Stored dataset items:
● ● ● ● ●

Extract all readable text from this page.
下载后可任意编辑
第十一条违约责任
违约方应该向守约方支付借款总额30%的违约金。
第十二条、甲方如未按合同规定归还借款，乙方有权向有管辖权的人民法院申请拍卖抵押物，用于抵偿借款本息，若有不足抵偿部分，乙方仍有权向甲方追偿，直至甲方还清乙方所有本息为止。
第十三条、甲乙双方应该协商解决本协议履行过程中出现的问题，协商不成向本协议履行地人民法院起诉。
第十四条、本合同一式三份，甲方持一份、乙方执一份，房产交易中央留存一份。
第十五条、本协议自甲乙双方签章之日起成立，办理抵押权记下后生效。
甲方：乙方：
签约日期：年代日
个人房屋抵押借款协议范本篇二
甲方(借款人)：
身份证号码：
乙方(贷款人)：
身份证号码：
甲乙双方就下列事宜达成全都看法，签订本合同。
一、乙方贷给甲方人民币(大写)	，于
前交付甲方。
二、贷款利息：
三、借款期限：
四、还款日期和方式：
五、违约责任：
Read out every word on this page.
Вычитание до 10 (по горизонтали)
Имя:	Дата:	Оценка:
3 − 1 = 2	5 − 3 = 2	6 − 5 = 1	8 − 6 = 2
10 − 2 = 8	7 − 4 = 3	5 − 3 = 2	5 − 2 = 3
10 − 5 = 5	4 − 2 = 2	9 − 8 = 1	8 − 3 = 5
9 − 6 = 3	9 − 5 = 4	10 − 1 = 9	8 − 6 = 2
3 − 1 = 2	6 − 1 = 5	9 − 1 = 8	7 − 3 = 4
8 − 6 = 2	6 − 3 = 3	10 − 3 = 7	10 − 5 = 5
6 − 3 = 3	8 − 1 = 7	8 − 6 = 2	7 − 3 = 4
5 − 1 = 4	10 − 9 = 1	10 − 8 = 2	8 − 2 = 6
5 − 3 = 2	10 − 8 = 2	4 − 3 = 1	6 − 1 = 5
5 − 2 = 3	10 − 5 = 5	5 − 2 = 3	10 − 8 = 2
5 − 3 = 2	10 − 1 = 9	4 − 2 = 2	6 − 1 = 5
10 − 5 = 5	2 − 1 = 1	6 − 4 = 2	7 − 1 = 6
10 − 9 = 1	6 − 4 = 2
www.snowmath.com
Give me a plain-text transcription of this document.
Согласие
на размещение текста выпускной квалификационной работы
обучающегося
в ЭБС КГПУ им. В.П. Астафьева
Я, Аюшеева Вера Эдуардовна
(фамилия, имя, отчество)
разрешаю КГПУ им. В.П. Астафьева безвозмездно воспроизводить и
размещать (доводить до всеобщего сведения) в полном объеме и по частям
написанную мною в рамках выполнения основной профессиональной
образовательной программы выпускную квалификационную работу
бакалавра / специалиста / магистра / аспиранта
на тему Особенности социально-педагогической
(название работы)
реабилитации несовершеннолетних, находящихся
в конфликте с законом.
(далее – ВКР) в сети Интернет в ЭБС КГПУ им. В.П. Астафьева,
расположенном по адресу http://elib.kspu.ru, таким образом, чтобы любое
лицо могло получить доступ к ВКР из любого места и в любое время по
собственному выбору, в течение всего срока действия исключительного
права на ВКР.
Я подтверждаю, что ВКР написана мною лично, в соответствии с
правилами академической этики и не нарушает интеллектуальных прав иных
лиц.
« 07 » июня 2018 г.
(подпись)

● ● ● ● ●

Copy all of the data. Keep every word exactly as it is.

Extract all readable text from this page.
下载后可任意编辑
第十一条违约责任
违约方应该向守约方支付借款总额30%的违约金。
第十二条、甲方如未按合同规定归还借款，乙方有权向有管辖权的人民法院申请拍卖抵押物，用于抵偿借款本息，若有不足抵偿部分，乙方仍有权向甲方追偿，直至甲方还清乙方所有本息为止。
第十三条、甲乙双方应该协商解决本协议履行过程中出现的问题，协商不成向本协议履行地人民法院起诉。
第十四条、本合同一式三份，甲方持一份、乙方执一份，房产交易中央留存一份。
第十五条、本协议自甲乙双方签章之日起成立，办理抵押权记下后生效。
甲方：乙方：
签约日期：年代日
个人房屋抵押借款协议范本篇二
甲方(借款人)：
身份证号码：
乙方(贷款人)：
身份证号码：
甲乙双方就下列事宜达成全都看法，签订本合同。
一、乙方贷给甲方人民币(大写)	，于
前交付甲方。
二、贷款利息：
三、借款期限：
四、还款日期和方式：
五、违约责任：
Read out every word on this page.
Вычитание до 10 (по горизонтали)
Имя:	Дата:	Оценка:
3 − 1 = 2	5 − 3 = 2	6 − 5 = 1	8 − 6 = 2
10 − 2 = 8	7 − 4 = 3	5 − 3 = 2	5 − 2 = 3
10 − 5 = 5	4 − 2 = 2	9 − 8 = 1	8 − 3 = 5
9 − 6 = 3	9 − 5 = 4	10 − 1 = 9	8 − 6 = 2
3 − 1 = 2	6 − 1 = 5	9 − 1 = 8	7 − 3 = 4
8 − 6 = 2	6 − 3 = 3	10 − 3 = 7	10 − 5 = 5
6 − 3 = 3	8 − 1 = 7	8 − 6 = 2	7 − 3 = 4
5 − 1 = 4	10 − 9 = 1	10 − 8 = 2	8 − 2 = 6
5 − 3 = 2	10 − 8 = 2	4 − 3 = 1	6 − 1 = 5
5 − 2 = 3	10 − 5 = 5	5 − 2 = 3	10 − 8 = 2
5 − 3 = 2	10 − 1 = 9	4 − 2 = 2	6 − 1 = 5
10 − 5 = 5	2 − 1 = 1	6 − 4 = 2	7 − 1 = 6
10 − 9 = 1	6 − 4 = 2
www.snowmath.com
Give me a plain-text transcription of this document.
Согласие
на размещение текста выпускной квалификационной работы
обучающегося
в ЭБС КГПУ им. В.П. Астафьева
Я, Аюшеева Вера Эдуардовна
(фамилия, имя, отчество)
разрешаю КГПУ им. В.П. Астафьева безвозмездно воспроизводить и
размещать (доводить до всеобщего сведения) в полном объеме и по частям
написанную мною в рамках выполнения основной профессиональной
образовательной программы выпускную квалификационную работу
бакалавра / специалиста / магистра / аспиранта
на тему Особенности социально-педагогической
(название работы)
реабилитации несовершеннолетних, находящихся
в конфликте с законом.
(далее – ВКР) в сети Интернет в ЭБС КГПУ им. В.П. Астафьева,
расположенном по адресу http://elib.kspu.ru, таким образом, чтобы любое
лицо могло получить доступ к ВКР из любого места и в любое время по
собственному выбору, в течение всего срока действия исключительного
права на ВКР.
Я подтверждаю, что ВКР написана мною лично, в соответствии с
правилами академической этики и не нарушает интеллектуальных прав иных
лиц.
« 07 » июня 2018 г.
(подпись)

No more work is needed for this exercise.